DIRECTIONS =
For every line in the records that has the word "поселения", make a copy.

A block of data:
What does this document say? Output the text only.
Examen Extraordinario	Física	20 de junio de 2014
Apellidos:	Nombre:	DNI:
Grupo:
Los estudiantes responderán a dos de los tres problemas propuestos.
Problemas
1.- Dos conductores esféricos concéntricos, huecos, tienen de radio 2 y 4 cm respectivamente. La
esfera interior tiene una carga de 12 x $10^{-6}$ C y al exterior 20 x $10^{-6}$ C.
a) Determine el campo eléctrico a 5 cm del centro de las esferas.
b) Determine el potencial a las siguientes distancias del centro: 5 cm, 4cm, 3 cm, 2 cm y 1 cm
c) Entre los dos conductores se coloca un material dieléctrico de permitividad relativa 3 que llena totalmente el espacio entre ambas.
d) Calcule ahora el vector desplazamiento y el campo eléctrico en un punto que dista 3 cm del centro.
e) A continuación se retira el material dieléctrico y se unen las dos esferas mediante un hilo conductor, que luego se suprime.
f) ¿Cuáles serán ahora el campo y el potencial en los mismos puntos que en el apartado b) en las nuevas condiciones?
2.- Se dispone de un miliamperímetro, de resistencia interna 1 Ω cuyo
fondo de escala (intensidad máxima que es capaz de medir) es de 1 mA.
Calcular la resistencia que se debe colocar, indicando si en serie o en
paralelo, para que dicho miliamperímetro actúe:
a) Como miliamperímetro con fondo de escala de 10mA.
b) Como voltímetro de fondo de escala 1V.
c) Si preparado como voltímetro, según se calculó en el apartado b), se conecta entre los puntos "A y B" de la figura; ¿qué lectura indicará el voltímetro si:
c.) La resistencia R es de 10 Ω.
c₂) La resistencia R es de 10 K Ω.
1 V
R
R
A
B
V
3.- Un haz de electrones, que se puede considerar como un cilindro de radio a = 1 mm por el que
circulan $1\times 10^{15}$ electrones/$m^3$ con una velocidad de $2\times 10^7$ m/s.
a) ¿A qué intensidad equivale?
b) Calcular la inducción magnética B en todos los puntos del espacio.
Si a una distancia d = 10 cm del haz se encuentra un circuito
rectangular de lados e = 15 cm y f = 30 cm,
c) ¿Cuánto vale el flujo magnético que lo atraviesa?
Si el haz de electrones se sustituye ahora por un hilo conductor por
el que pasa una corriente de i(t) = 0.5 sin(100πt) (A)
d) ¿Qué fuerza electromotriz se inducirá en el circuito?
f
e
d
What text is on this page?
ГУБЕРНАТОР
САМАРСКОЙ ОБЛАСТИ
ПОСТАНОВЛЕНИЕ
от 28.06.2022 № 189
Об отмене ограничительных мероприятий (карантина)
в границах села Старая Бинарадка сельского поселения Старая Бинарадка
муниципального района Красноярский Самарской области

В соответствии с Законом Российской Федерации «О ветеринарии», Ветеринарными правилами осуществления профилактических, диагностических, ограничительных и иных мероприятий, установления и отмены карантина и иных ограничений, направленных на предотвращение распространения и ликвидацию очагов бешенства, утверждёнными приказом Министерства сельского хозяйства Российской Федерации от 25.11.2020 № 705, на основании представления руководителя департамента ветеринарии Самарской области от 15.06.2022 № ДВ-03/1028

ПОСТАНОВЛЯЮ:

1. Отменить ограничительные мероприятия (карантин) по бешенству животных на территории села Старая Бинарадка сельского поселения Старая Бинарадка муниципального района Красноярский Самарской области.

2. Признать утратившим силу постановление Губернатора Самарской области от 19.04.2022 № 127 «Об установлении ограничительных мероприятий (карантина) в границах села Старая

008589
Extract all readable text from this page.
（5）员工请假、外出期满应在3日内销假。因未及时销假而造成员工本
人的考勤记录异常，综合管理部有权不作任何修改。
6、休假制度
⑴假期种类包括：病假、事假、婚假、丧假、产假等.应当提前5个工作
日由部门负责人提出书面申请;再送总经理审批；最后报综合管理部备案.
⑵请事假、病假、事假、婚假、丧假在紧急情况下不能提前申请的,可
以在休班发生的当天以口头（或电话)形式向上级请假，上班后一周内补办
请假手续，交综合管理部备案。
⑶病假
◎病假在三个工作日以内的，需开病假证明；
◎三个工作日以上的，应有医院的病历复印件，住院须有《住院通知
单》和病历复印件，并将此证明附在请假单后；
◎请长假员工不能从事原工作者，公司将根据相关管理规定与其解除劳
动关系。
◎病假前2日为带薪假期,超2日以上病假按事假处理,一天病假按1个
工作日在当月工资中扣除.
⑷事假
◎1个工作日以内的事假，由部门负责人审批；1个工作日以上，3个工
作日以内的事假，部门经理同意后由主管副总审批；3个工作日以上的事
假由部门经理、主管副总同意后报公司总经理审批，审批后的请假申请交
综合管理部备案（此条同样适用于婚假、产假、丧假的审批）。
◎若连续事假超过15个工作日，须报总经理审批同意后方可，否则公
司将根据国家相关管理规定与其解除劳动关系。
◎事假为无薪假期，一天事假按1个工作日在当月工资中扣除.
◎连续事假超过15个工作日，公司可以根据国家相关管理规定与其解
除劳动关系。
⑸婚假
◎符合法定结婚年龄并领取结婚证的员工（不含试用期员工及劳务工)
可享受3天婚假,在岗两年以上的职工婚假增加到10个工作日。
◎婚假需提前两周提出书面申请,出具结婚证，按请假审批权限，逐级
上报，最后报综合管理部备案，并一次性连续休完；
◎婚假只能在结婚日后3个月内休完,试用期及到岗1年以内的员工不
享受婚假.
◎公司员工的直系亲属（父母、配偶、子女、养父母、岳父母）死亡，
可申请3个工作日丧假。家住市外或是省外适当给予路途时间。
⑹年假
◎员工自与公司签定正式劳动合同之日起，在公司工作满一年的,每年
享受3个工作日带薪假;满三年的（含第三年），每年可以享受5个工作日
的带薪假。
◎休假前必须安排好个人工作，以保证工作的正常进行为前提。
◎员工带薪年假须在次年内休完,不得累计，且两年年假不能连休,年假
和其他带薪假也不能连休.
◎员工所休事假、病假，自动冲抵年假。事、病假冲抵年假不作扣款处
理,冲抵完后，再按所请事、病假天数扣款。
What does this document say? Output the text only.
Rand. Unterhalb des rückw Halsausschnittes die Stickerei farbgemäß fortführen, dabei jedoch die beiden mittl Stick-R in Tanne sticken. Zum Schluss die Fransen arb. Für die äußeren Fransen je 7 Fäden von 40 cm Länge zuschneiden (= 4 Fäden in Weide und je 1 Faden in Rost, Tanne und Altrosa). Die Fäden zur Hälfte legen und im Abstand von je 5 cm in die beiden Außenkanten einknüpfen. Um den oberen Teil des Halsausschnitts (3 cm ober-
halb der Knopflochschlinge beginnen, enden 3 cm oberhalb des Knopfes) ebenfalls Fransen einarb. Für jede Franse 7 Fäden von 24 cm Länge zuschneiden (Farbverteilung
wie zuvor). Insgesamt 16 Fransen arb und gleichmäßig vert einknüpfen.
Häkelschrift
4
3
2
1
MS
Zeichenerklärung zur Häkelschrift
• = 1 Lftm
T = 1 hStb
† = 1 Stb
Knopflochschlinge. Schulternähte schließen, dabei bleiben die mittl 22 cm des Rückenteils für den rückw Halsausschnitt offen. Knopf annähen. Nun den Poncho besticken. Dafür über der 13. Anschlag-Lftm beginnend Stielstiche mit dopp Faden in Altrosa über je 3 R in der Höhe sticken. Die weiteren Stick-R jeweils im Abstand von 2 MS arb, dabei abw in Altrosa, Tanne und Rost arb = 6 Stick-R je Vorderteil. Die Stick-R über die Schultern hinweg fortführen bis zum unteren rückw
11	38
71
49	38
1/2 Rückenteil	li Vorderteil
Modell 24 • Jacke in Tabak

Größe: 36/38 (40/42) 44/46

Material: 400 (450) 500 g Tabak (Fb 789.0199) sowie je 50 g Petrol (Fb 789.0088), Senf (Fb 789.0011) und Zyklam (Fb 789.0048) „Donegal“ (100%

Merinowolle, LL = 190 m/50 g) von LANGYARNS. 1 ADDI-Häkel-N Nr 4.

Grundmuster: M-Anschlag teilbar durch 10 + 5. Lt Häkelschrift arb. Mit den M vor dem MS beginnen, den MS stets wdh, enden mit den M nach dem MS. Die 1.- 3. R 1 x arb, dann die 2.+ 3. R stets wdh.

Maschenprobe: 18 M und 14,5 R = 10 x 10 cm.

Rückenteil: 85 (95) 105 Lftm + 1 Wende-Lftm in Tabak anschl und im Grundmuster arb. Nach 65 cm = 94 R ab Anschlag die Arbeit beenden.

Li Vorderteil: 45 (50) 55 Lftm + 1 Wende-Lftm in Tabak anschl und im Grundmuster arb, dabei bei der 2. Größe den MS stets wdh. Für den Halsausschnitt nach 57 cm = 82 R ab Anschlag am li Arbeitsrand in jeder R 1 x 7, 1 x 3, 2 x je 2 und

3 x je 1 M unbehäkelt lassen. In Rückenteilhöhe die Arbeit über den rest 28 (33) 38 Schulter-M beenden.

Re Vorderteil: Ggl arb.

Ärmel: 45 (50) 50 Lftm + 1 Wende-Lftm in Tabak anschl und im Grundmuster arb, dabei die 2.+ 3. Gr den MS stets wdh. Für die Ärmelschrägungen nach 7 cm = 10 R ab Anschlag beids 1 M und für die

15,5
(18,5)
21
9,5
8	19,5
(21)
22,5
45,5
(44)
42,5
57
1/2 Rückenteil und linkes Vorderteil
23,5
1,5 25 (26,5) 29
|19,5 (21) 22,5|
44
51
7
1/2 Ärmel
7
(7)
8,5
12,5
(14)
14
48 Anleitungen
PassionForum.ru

ANSWER BELOW =
в границах села Старая Бинарадка сельского поселения Старая Бинарадка
1. Отменить ограничительные мероприятия (карантин) по бешенству животных на территории села Старая Бинарадка сельского поселения Старая Бинарадка муниципального района Красноярский Самарской области.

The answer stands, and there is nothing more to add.